/---
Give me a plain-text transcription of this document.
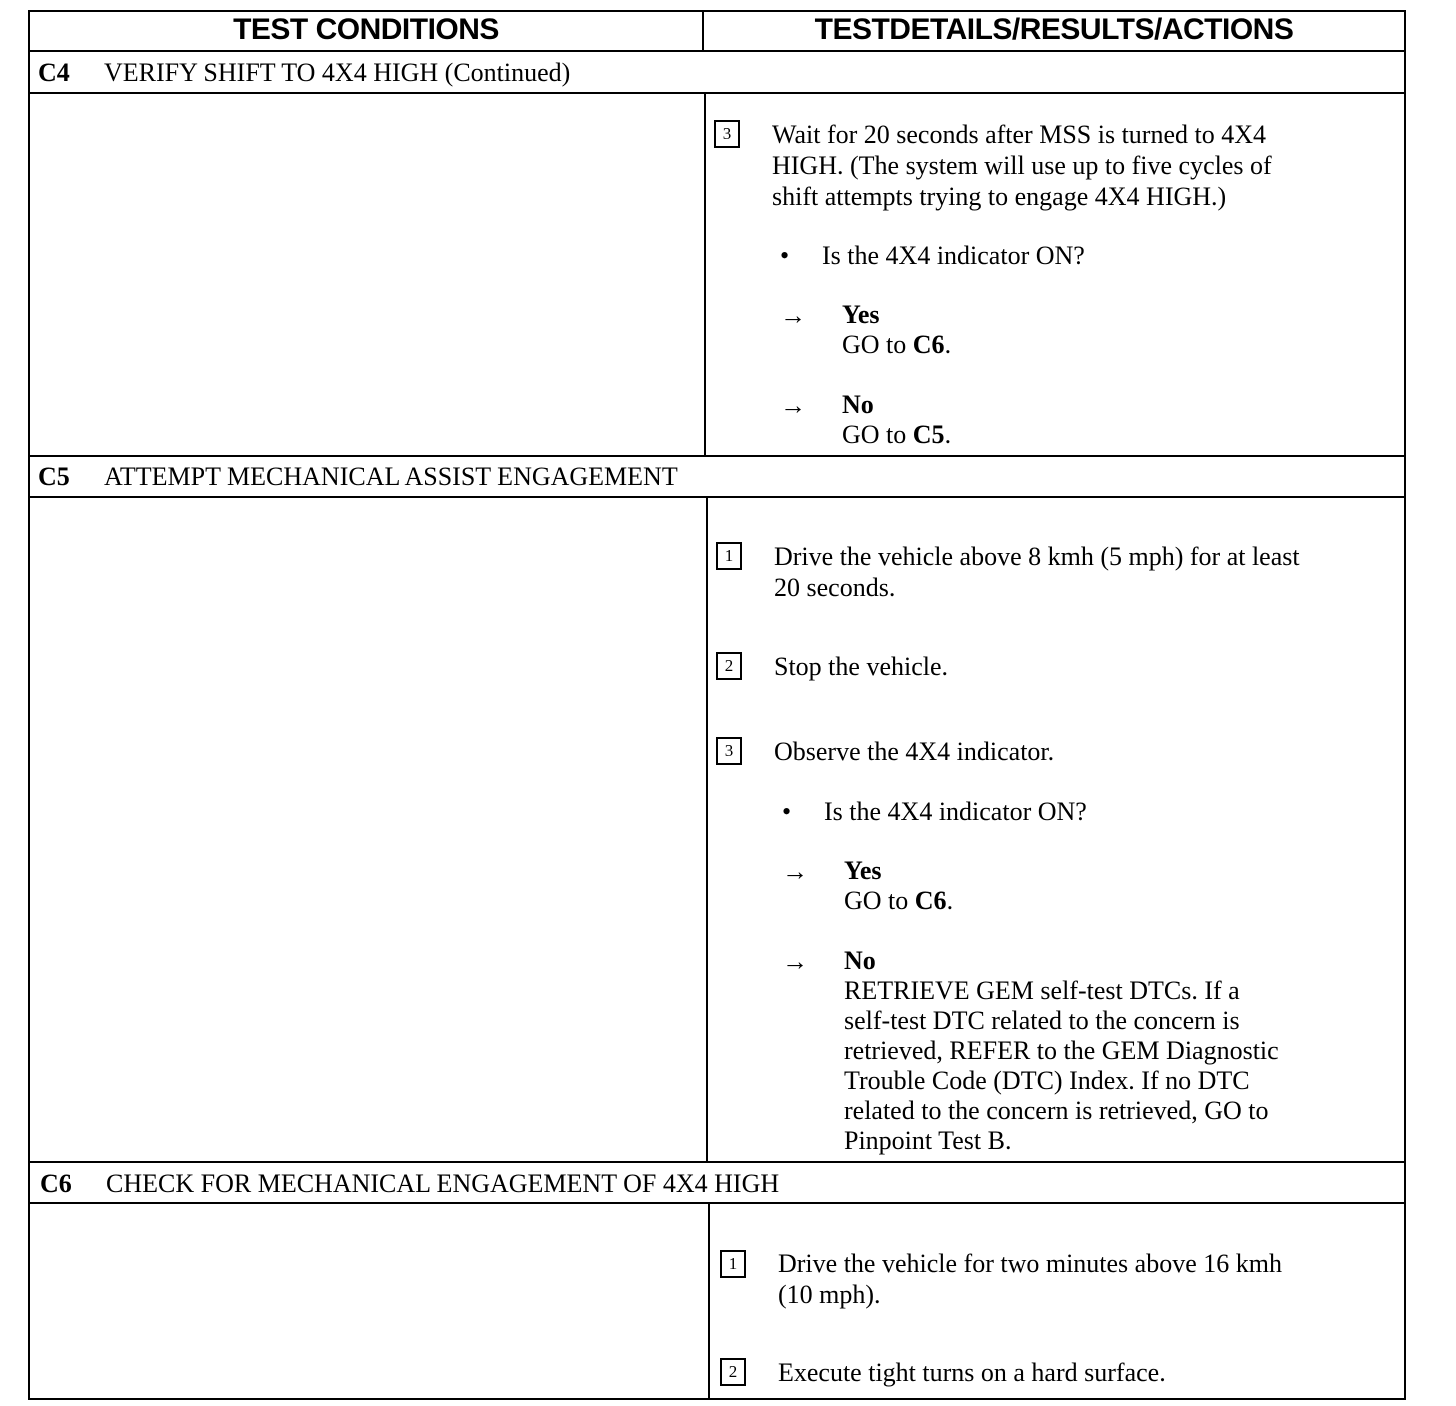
TEST CONDITIONS	TESTDETAILS/RESULTS/ACTIONS
C4 VERIFY SHIFT TO 4X4 HIGH (Continued)
3	Wait for 20 seconds after MSS is turned to 4X4
HIGH. (The system will use up to five cycles of
shift attempts trying to engage 4X4 HIGH.)
• Is the 4X4 indicator ON?
→ Yes
GO to C6.
→ No
GO to C5.
C5 ATTEMPT MECHANICAL ASSIST ENGAGEMENT
1	Drive the vehicle above 8 kmh (5 mph) for at least
20 seconds.
2	Stop the vehicle.
3	Observe the 4X4 indicator.
• Is the 4X4 indicator ON?
→ Yes
GO to C6.
→ No
RETRIEVE GEM self-test DTCs. If a
self-test DTC related to the concern is
retrieved, REFER to the GEM Diagnostic
Trouble Code (DTC) Index. If no DTC
related to the concern is retrieved, GO to
Pinpoint Test B.
C6 CHECK FOR MECHANICAL ENGAGEMENT OF 4X4 HIGH
1	Drive the vehicle for two minutes above 16 kmh
(10 mph).
2	Execute tight turns on a hard surface.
\---
• **To be done**: Which lines hold the word "Drive"? Copy all of them.

• **Solved exercise**:
1	Drive the vehicle above 8 kmh (5 mph) for at least
1	Drive the vehicle for two minutes above 16 kmh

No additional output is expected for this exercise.